-- begin Task material --

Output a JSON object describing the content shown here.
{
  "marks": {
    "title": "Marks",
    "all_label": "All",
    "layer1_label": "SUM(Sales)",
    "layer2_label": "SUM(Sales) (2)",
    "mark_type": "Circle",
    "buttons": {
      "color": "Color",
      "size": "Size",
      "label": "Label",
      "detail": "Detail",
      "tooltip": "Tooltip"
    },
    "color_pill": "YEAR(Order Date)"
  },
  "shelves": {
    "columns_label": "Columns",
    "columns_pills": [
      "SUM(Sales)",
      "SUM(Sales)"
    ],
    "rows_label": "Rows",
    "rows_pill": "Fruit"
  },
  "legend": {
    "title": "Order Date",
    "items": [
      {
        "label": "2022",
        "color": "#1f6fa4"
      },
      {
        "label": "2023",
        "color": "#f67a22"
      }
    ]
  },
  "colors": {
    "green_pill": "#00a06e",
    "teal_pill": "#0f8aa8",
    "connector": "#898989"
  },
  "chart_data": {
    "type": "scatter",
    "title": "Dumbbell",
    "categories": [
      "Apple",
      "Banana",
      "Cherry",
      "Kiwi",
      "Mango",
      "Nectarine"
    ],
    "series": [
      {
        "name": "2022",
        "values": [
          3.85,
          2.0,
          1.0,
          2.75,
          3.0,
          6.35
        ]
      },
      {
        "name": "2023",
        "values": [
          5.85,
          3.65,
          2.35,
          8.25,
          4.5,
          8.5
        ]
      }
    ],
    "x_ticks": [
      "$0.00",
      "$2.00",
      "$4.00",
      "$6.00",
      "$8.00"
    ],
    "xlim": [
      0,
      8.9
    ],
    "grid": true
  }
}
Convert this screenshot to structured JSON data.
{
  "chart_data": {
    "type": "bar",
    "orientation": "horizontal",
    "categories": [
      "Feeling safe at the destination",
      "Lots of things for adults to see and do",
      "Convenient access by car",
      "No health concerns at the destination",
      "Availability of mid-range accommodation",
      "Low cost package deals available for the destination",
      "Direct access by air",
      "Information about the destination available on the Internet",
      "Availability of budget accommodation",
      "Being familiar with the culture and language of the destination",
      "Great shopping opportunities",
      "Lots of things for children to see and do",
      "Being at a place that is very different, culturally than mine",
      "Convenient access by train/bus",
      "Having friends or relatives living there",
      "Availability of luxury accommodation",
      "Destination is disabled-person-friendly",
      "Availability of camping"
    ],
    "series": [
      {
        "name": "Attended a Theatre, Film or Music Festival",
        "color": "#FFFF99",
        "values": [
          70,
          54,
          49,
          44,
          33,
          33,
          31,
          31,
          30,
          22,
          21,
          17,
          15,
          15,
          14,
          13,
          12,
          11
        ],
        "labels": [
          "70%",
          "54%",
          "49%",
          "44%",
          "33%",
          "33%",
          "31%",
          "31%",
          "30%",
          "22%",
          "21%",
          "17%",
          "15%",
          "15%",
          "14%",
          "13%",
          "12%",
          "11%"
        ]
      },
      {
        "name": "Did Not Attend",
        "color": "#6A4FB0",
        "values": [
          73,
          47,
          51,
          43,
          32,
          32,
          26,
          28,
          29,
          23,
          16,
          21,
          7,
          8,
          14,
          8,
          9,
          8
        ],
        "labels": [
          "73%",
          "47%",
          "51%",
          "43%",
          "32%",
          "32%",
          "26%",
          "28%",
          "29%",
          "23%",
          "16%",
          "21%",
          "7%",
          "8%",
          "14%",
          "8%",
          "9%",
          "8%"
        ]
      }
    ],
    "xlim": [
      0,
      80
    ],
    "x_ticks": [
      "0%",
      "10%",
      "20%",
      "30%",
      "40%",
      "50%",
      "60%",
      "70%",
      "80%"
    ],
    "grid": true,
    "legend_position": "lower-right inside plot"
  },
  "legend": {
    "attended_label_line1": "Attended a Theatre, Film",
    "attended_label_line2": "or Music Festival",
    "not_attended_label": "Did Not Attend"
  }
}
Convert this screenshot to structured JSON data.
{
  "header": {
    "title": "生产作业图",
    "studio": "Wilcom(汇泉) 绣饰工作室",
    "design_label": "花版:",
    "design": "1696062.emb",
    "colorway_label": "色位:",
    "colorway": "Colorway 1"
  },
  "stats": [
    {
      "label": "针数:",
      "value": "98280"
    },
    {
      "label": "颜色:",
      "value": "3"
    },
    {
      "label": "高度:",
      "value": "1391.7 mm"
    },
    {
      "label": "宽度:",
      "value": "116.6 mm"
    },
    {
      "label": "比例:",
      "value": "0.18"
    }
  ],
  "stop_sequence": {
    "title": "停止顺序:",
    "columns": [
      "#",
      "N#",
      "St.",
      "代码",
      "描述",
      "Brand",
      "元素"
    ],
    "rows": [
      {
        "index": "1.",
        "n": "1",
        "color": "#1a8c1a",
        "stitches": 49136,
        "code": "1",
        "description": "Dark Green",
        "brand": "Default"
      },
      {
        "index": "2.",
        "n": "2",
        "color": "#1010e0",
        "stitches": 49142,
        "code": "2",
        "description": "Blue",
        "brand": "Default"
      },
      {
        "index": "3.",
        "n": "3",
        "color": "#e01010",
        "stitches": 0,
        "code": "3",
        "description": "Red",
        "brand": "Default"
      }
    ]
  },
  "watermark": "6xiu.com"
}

-- end Task material --

Copy out the whole listing, exactly as written.

▸ **Final answer**
Output a JSON object describing the content shown here.
{
  "marks": {
    "title": "Marks",
    "all_label": "All",
    "layer1_label": "SUM(Sales)",
    "layer2_label": "SUM(Sales) (2)",
    "mark_type": "Circle",
    "buttons": {
      "color": "Color",
      "size": "Size",
      "label": "Label",
      "detail": "Detail",
      "tooltip": "Tooltip"
    },
    "color_pill": "YEAR(Order Date)"
  },
  "shelves": {
    "columns_label": "Columns",
    "columns_pills": [
      "SUM(Sales)",
      "SUM(Sales)"
    ],
    "rows_label": "Rows",
    "rows_pill": "Fruit"
  },
  "legend": {
    "title": "Order Date",
    "items": [
      {
        "label": "2022",
        "color": "#1f6fa4"
      },
      {
        "label": "2023",
        "color": "#f67a22"
      }
    ]
  },
  "colors": {
    "green_pill": "#00a06e",
    "teal_pill": "#0f8aa8",
    "connector": "#898989"
  },
  "chart_data": {
    "type": "scatter",
    "title": "Dumbbell",
    "categories": [
      "Apple",
      "Banana",
      "Cherry",
      "Kiwi",
      "Mango",
      "Nectarine"
    ],
    "series": [
      {
        "name": "2022",
        "values": [
          3.85,
          2.0,
          1.0,
          2.75,
          3.0,
          6.35
        ]
      },
      {
        "name": "2023",
        "values": [
          5.85,
          3.65,
          2.35,
          8.25,
          4.5,
          8.5
        ]
      }
    ],
    "x_ticks": [
      "$0.00",
      "$2.00",
      "$4.00",
      "$6.00",
      "$8.00"
    ],
    "xlim": [
      0,
      8.9
    ],
    "grid": true
  }
}
Convert this screenshot to structured JSON data.
{
  "chart_data": {
    "type": "bar",
    "orientation": "horizontal",
    "categories": [
      "Feeling safe at the destination",
      "Lots of things for adults to see and do",
      "Convenient access by car",
      "No health concerns at the destination",
      "Availability of mid-range accommodation",
      "Low cost package deals available for the destination",
      "Direct access by air",
      "Information about the destination available on the Internet",
      "Availability of budget accommodation",
      "Being familiar with the culture and language of the destination",
      "Great shopping opportunities",
      "Lots of things for children to see and do",
      "Being at a place that is very different, culturally than mine",
      "Convenient access by train/bus",
      "Having friends or relatives living there",
      "Availability of luxury accommodation",
      "Destination is disabled-person-friendly",
      "Availability of camping"
    ],
    "series": [
      {
        "name": "Attended a Theatre, Film or Music Festival",
        "color": "#FFFF99",
        "values": [
          70,
          54,
          49,
          44,
          33,
          33,
          31,
          31,
          30,
          22,
          21,
          17,
          15,
          15,
          14,
          13,
          12,
          11
        ],
        "labels": [
          "70%",
          "54%",
          "49%",
          "44%",
          "33%",
          "33%",
          "31%",
          "31%",
          "30%",
          "22%",
          "21%",
          "17%",
          "15%",
          "15%",
          "14%",
          "13%",
          "12%",
          "11%"
        ]
      },
      {
        "name": "Did Not Attend",
        "color": "#6A4FB0",
        "values": [
          73,
          47,
          51,
          43,
          32,
          32,
          26,
          28,
          29,
          23,
          16,
          21,
          7,
          8,
          14,
          8,
          9,
          8
        ],
        "labels": [
          "73%",
          "47%",
          "51%",
          "43%",
          "32%",
          "32%",
          "26%",
          "28%",
          "29%",
          "23%",
          "16%",
          "21%",
          "7%",
          "8%",
          "14%",
          "8%",
          "9%",
          "8%"
        ]
      }
    ],
    "xlim": [
      0,
      80
    ],
    "x_ticks": [
      "0%",
      "10%",
      "20%",
      "30%",
      "40%",
      "50%",
      "60%",
      "70%",
      "80%"
    ],
    "grid": true,
    "legend_position": "lower-right inside plot"
  },
  "legend": {
    "attended_label_line1": "Attended a Theatre, Film",
    "attended_label_line2": "or Music Festival",
    "not_attended_label": "Did Not Attend"
  }
}
Convert this screenshot to structured JSON data.
{
  "header": {
    "title": "生产作业图",
    "studio": "Wilcom(汇泉) 绣饰工作室",
    "design_label": "花版:",
    "design": "1696062.emb",
    "colorway_label": "色位:",
    "colorway": "Colorway 1"
  },
  "stats": [
    {
      "label": "针数:",
      "value": "98280"
    },
    {
      "label": "颜色:",
      "value": "3"
    },
    {
      "label": "高度:",
      "value": "1391.7 mm"
    },
    {
      "label": "宽度:",
      "value": "116.6 mm"
    },
    {
      "label": "比例:",
      "value": "0.18"
    }
  ],
  "stop_sequence": {
    "title": "停止顺序:",
    "columns": [
      "#",
      "N#",
      "St.",
      "代码",
      "描述",
      "Brand",
      "元素"
    ],
    "rows": [
      {
        "index": "1.",
        "n": "1",
        "color": "#1a8c1a",
        "stitches": 49136,
        "code": "1",
        "description": "Dark Green",
        "brand": "Default"
      },
      {
        "index": "2.",
        "n": "2",
        "color": "#1010e0",
        "stitches": 49142,
        "code": "2",
        "description": "Blue",
        "brand": "Default"
      },
      {
        "index": "3.",
        "n": "3",
        "color": "#e01010",
        "stitches": 0,
        "code": "3",
        "description": "Red",
        "brand": "Default"
      }
    ]
  },
  "watermark": "6xiu.com"
}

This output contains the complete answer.